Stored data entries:
========================================

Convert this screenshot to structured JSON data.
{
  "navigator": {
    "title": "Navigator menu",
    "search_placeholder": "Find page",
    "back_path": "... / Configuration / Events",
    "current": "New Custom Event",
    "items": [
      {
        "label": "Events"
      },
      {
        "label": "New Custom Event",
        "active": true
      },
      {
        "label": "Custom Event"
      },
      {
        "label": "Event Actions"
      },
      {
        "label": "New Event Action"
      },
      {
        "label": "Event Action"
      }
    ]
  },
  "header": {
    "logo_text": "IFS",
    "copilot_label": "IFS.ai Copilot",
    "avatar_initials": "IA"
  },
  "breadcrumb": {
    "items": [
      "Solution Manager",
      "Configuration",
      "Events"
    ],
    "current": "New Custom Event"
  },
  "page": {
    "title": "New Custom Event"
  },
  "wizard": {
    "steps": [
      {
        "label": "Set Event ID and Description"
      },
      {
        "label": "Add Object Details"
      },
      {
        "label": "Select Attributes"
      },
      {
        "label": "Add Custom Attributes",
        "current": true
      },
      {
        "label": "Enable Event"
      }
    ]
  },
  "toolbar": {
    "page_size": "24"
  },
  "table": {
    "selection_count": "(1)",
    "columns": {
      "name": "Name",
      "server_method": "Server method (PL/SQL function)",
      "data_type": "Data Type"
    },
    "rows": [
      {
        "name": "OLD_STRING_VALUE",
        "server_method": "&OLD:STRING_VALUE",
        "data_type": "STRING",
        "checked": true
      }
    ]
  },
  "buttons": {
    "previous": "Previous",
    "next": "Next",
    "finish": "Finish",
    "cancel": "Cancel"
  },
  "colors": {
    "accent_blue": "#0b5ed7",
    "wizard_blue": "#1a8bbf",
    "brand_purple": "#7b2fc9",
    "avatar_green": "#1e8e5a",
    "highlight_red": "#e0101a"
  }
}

========================================

* [To do]: Extract all lines that hold the word "Custom".

* [Problem solution]:
    "current": "New Custom Event",
        "label": "New Custom Event",
        "label": "Custom Event"
    "current": "New Custom Event"
    "title": "New Custom Event"
        "label": "Add Custom Attributes",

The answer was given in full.